- _EXERCISE_: Send back all the data below, exactly as given.

- _DATA IN THIS EXERCISE_:
--------------------------------
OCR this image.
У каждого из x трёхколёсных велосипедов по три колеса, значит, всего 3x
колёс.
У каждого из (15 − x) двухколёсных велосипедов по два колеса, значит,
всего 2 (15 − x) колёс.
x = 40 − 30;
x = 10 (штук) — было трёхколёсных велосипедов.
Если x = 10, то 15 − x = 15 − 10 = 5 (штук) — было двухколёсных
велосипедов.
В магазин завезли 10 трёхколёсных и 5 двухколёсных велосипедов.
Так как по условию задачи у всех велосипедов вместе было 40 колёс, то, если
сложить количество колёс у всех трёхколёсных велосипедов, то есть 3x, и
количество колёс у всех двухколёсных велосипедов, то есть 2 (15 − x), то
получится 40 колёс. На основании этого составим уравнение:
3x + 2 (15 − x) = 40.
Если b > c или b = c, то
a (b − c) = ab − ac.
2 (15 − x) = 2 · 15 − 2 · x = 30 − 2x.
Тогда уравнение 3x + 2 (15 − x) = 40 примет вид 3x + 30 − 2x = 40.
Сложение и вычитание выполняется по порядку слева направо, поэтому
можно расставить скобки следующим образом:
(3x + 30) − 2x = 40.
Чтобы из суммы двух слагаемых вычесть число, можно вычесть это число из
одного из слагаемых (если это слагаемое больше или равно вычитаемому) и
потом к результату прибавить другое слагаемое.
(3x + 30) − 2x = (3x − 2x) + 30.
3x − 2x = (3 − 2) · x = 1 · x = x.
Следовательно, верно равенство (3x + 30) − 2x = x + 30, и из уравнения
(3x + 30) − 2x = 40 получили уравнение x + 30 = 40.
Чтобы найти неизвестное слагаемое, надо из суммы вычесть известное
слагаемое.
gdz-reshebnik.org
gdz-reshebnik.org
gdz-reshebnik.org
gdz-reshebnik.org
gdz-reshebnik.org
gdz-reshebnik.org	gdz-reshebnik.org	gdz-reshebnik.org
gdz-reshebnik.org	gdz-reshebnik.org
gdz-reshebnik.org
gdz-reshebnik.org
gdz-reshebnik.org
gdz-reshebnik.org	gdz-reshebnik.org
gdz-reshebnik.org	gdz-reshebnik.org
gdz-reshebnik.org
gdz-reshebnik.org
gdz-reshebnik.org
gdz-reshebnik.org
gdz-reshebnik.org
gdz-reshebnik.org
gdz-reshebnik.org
--------------------------------
- _RIGHT ANSWER_:
OCR this image.
У каждого из x трёхколёсных велосипедов по три колеса, значит, всего 3x
колёс.
У каждого из (15 − x) двухколёсных велосипедов по два колеса, значит,
всего 2 (15 − x) колёс.
x = 40 − 30;
x = 10 (штук) — было трёхколёсных велосипедов.
Если x = 10, то 15 − x = 15 − 10 = 5 (штук) — было двухколёсных
велосипедов.
В магазин завезли 10 трёхколёсных и 5 двухколёсных велосипедов.
Так как по условию задачи у всех велосипедов вместе было 40 колёс, то, если
сложить количество колёс у всех трёхколёсных велосипедов, то есть 3x, и
количество колёс у всех двухколёсных велосипедов, то есть 2 (15 − x), то
получится 40 колёс. На основании этого составим уравнение:
3x + 2 (15 − x) = 40.
Если b > c или b = c, то
a (b − c) = ab − ac.
2 (15 − x) = 2 · 15 − 2 · x = 30 − 2x.
Тогда уравнение 3x + 2 (15 − x) = 40 примет вид 3x + 30 − 2x = 40.
Сложение и вычитание выполняется по порядку слева направо, поэтому
можно расставить скобки следующим образом:
(3x + 30) − 2x = 40.
Чтобы из суммы двух слагаемых вычесть число, можно вычесть это число из
одного из слагаемых (если это слагаемое больше или равно вычитаемому) и
потом к результату прибавить другое слагаемое.
(3x + 30) − 2x = (3x − 2x) + 30.
3x − 2x = (3 − 2) · x = 1 · x = x.
Следовательно, верно равенство (3x + 30) − 2x = x + 30, и из уравнения
(3x + 30) − 2x = 40 получили уравнение x + 30 = 40.
Чтобы найти неизвестное слагаемое, надо из суммы вычесть известное
слагаемое.
gdz-reshebnik.org
gdz-reshebnik.org
gdz-reshebnik.org
gdz-reshebnik.org
gdz-reshebnik.org
gdz-reshebnik.org	gdz-reshebnik.org	gdz-reshebnik.org
gdz-reshebnik.org	gdz-reshebnik.org
gdz-reshebnik.org
gdz-reshebnik.org
gdz-reshebnik.org
gdz-reshebnik.org	gdz-reshebnik.org
gdz-reshebnik.org	gdz-reshebnik.org
gdz-reshebnik.org
gdz-reshebnik.org
gdz-reshebnik.org
gdz-reshebnik.org
gdz-reshebnik.org
gdz-reshebnik.org
gdz-reshebnik.org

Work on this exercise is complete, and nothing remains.